> **Extracted data**:
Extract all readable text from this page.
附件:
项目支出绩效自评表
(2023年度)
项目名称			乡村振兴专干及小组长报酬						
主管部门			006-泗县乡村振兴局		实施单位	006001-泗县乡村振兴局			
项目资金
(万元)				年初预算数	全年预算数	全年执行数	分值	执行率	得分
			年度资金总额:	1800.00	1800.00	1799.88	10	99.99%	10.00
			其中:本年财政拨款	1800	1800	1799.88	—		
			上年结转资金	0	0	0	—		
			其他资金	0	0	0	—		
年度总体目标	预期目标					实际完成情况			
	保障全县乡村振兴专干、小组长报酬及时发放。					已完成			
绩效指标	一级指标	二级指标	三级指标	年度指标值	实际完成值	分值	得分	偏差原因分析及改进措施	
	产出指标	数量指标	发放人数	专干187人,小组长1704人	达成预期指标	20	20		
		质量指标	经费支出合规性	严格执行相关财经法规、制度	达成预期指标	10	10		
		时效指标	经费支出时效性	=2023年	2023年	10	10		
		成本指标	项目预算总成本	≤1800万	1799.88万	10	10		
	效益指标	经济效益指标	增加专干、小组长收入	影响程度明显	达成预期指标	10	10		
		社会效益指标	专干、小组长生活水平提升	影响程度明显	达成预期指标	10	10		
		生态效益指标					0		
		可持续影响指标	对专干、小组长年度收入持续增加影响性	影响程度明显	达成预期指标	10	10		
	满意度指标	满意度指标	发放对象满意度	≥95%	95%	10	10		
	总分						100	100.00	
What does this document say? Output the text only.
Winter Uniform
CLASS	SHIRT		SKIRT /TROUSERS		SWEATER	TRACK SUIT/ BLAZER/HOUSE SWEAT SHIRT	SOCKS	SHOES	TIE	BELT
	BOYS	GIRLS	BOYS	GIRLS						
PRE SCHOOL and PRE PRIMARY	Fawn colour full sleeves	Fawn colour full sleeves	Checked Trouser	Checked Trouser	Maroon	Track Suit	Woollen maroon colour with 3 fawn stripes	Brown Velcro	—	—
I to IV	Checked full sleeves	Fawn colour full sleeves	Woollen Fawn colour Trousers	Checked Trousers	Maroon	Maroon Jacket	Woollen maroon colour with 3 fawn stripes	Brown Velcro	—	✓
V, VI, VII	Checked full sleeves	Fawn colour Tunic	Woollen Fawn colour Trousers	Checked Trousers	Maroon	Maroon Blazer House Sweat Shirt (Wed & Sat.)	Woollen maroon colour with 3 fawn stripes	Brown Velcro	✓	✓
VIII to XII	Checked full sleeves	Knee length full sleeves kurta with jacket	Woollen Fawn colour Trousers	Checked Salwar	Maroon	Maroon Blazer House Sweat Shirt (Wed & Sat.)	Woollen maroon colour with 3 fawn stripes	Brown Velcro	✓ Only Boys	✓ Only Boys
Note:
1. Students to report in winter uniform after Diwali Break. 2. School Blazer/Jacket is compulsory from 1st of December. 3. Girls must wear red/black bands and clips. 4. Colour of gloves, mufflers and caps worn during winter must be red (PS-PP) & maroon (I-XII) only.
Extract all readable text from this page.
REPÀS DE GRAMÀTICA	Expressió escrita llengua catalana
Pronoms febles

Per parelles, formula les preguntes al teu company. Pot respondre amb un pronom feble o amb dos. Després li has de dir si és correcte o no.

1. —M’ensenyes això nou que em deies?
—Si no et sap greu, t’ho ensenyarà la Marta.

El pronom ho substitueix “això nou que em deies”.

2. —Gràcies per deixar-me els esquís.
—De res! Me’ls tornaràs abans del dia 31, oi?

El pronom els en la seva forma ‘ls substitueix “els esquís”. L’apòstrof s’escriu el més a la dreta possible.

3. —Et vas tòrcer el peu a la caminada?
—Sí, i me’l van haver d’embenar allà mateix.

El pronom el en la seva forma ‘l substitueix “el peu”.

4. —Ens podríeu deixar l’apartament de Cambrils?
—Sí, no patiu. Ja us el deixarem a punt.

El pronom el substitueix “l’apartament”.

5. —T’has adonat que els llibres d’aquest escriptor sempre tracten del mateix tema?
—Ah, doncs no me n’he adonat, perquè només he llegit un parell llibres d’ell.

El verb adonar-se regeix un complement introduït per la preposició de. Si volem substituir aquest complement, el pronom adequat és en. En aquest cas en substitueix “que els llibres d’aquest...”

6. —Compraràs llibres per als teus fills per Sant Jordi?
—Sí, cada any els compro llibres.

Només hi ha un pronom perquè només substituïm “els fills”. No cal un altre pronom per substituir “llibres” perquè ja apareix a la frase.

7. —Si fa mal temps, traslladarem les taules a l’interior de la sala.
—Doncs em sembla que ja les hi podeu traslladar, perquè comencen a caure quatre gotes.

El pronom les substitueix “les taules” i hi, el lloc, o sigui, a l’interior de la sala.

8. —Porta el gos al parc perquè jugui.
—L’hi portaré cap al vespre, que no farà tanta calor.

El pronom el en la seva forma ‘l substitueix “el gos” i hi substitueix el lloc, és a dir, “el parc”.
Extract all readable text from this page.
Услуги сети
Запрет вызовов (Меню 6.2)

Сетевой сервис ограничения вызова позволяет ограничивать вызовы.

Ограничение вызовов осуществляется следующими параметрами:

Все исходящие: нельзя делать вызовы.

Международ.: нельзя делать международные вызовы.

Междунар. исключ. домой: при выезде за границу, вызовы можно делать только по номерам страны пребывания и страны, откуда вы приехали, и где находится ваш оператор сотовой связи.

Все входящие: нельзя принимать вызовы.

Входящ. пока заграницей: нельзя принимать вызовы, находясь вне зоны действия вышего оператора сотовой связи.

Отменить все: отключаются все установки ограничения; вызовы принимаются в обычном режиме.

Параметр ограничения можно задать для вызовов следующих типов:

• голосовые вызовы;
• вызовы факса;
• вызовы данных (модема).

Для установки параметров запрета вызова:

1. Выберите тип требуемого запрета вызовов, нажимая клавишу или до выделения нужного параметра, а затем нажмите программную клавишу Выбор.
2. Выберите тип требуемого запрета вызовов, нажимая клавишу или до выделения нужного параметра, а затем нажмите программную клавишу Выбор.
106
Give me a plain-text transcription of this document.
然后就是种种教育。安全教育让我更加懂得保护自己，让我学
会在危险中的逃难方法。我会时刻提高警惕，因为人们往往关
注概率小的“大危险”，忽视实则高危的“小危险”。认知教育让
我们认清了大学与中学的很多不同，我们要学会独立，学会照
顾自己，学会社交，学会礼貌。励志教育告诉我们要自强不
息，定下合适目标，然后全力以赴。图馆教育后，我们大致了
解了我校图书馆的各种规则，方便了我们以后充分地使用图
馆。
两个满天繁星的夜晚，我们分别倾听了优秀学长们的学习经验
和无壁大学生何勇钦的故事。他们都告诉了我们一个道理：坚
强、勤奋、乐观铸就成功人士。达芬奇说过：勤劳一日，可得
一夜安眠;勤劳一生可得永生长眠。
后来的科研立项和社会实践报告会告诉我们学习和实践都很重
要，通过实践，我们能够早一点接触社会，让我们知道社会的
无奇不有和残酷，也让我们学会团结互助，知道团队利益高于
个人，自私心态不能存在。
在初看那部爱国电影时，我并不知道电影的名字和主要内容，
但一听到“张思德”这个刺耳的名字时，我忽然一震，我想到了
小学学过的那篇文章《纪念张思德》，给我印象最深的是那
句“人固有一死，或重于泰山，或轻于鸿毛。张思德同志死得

> **Set problem**: Each record should come back exactly as written.

> **Answer in full**:
Extract all readable text from this page.
附件:
项目支出绩效自评表
(2023年度)
项目名称			乡村振兴专干及小组长报酬						
主管部门			006-泗县乡村振兴局		实施单位	006001-泗县乡村振兴局			
项目资金
(万元)				年初预算数	全年预算数	全年执行数	分值	执行率	得分
			年度资金总额:	1800.00	1800.00	1799.88	10	99.99%	10.00
			其中:本年财政拨款	1800	1800	1799.88	—		
			上年结转资金	0	0	0	—		
			其他资金	0	0	0	—		
年度总体目标	预期目标					实际完成情况			
	保障全县乡村振兴专干、小组长报酬及时发放。					已完成			
绩效指标	一级指标	二级指标	三级指标	年度指标值	实际完成值	分值	得分	偏差原因分析及改进措施	
	产出指标	数量指标	发放人数	专干187人,小组长1704人	达成预期指标	20	20		
		质量指标	经费支出合规性	严格执行相关财经法规、制度	达成预期指标	10	10		
		时效指标	经费支出时效性	=2023年	2023年	10	10		
		成本指标	项目预算总成本	≤1800万	1799.88万	10	10		
	效益指标	经济效益指标	增加专干、小组长收入	影响程度明显	达成预期指标	10	10		
		社会效益指标	专干、小组长生活水平提升	影响程度明显	达成预期指标	10	10		
		生态效益指标					0		
		可持续影响指标	对专干、小组长年度收入持续增加影响性	影响程度明显	达成预期指标	10	10		
	满意度指标	满意度指标	发放对象满意度	≥95%	95%	10	10		
	总分						100	100.00	
What does this document say? Output the text only.
Winter Uniform
CLASS	SHIRT		SKIRT /TROUSERS		SWEATER	TRACK SUIT/ BLAZER/HOUSE SWEAT SHIRT	SOCKS	SHOES	TIE	BELT
	BOYS	GIRLS	BOYS	GIRLS						
PRE SCHOOL and PRE PRIMARY	Fawn colour full sleeves	Fawn colour full sleeves	Checked Trouser	Checked Trouser	Maroon	Track Suit	Woollen maroon colour with 3 fawn stripes	Brown Velcro	—	—
I to IV	Checked full sleeves	Fawn colour full sleeves	Woollen Fawn colour Trousers	Checked Trousers	Maroon	Maroon Jacket	Woollen maroon colour with 3 fawn stripes	Brown Velcro	—	✓
V, VI, VII	Checked full sleeves	Fawn colour Tunic	Woollen Fawn colour Trousers	Checked Trousers	Maroon	Maroon Blazer House Sweat Shirt (Wed & Sat.)	Woollen maroon colour with 3 fawn stripes	Brown Velcro	✓	✓
VIII to XII	Checked full sleeves	Knee length full sleeves kurta with jacket	Woollen Fawn colour Trousers	Checked Salwar	Maroon	Maroon Blazer House Sweat Shirt (Wed & Sat.)	Woollen maroon colour with 3 fawn stripes	Brown Velcro	✓ Only Boys	✓ Only Boys
Note:
1. Students to report in winter uniform after Diwali Break. 2. School Blazer/Jacket is compulsory from 1st of December. 3. Girls must wear red/black bands and clips. 4. Colour of gloves, mufflers and caps worn during winter must be red (PS-PP) & maroon (I-XII) only.
Extract all readable text from this page.
REPÀS DE GRAMÀTICA	Expressió escrita llengua catalana
Pronoms febles

Per parelles, formula les preguntes al teu company. Pot respondre amb un pronom feble o amb dos. Després li has de dir si és correcte o no.

1. —M’ensenyes això nou que em deies?
—Si no et sap greu, t’ho ensenyarà la Marta.

El pronom ho substitueix “això nou que em deies”.

2. —Gràcies per deixar-me els esquís.
—De res! Me’ls tornaràs abans del dia 31, oi?

El pronom els en la seva forma ‘ls substitueix “els esquís”. L’apòstrof s’escriu el més a la dreta possible.

3. —Et vas tòrcer el peu a la caminada?
—Sí, i me’l van haver d’embenar allà mateix.

El pronom el en la seva forma ‘l substitueix “el peu”.

4. —Ens podríeu deixar l’apartament de Cambrils?
—Sí, no patiu. Ja us el deixarem a punt.

El pronom el substitueix “l’apartament”.

5. —T’has adonat que els llibres d’aquest escriptor sempre tracten del mateix tema?
—Ah, doncs no me n’he adonat, perquè només he llegit un parell llibres d’ell.

El verb adonar-se regeix un complement introduït per la preposició de. Si volem substituir aquest complement, el pronom adequat és en. En aquest cas en substitueix “que els llibres d’aquest...”

6. —Compraràs llibres per als teus fills per Sant Jordi?
—Sí, cada any els compro llibres.

Només hi ha un pronom perquè només substituïm “els fills”. No cal un altre pronom per substituir “llibres” perquè ja apareix a la frase.

7. —Si fa mal temps, traslladarem les taules a l’interior de la sala.
—Doncs em sembla que ja les hi podeu traslladar, perquè comencen a caure quatre gotes.

El pronom les substitueix “les taules” i hi, el lloc, o sigui, a l’interior de la sala.

8. —Porta el gos al parc perquè jugui.
—L’hi portaré cap al vespre, que no farà tanta calor.

El pronom el en la seva forma ‘l substitueix “el gos” i hi substitueix el lloc, és a dir, “el parc”.
Extract all readable text from this page.
Услуги сети
Запрет вызовов (Меню 6.2)

Сетевой сервис ограничения вызова позволяет ограничивать вызовы.

Ограничение вызовов осуществляется следующими параметрами:

Все исходящие: нельзя делать вызовы.

Международ.: нельзя делать международные вызовы.

Междунар. исключ. домой: при выезде за границу, вызовы можно делать только по номерам страны пребывания и страны, откуда вы приехали, и где находится ваш оператор сотовой связи.

Все входящие: нельзя принимать вызовы.

Входящ. пока заграницей: нельзя принимать вызовы, находясь вне зоны действия вышего оператора сотовой связи.

Отменить все: отключаются все установки ограничения; вызовы принимаются в обычном режиме.

Параметр ограничения можно задать для вызовов следующих типов:

• голосовые вызовы;
• вызовы факса;
• вызовы данных (модема).

Для установки параметров запрета вызова:

1. Выберите тип требуемого запрета вызовов, нажимая клавишу или до выделения нужного параметра, а затем нажмите программную клавишу Выбор.
2. Выберите тип требуемого запрета вызовов, нажимая клавишу или до выделения нужного параметра, а затем нажмите программную клавишу Выбор.
106
Give me a plain-text transcription of this document.
然后就是种种教育。安全教育让我更加懂得保护自己，让我学
会在危险中的逃难方法。我会时刻提高警惕，因为人们往往关
注概率小的“大危险”，忽视实则高危的“小危险”。认知教育让
我们认清了大学与中学的很多不同，我们要学会独立，学会照
顾自己，学会社交，学会礼貌。励志教育告诉我们要自强不
息，定下合适目标，然后全力以赴。图馆教育后，我们大致了
解了我校图书馆的各种规则，方便了我们以后充分地使用图
馆。
两个满天繁星的夜晚，我们分别倾听了优秀学长们的学习经验
和无壁大学生何勇钦的故事。他们都告诉了我们一个道理：坚
强、勤奋、乐观铸就成功人士。达芬奇说过：勤劳一日，可得
一夜安眠;勤劳一生可得永生长眠。
后来的科研立项和社会实践报告会告诉我们学习和实践都很重
要，通过实践，我们能够早一点接触社会，让我们知道社会的
无奇不有和残酷，也让我们学会团结互助，知道团队利益高于
个人，自私心态不能存在。
在初看那部爱国电影时，我并不知道电影的名字和主要内容，
但一听到“张思德”这个刺耳的名字时，我忽然一震，我想到了
小学学过的那篇文章《纪念张思德》，给我印象最深的是那
句“人固有一死，或重于泰山，或轻于鸿毛。张思德同志死得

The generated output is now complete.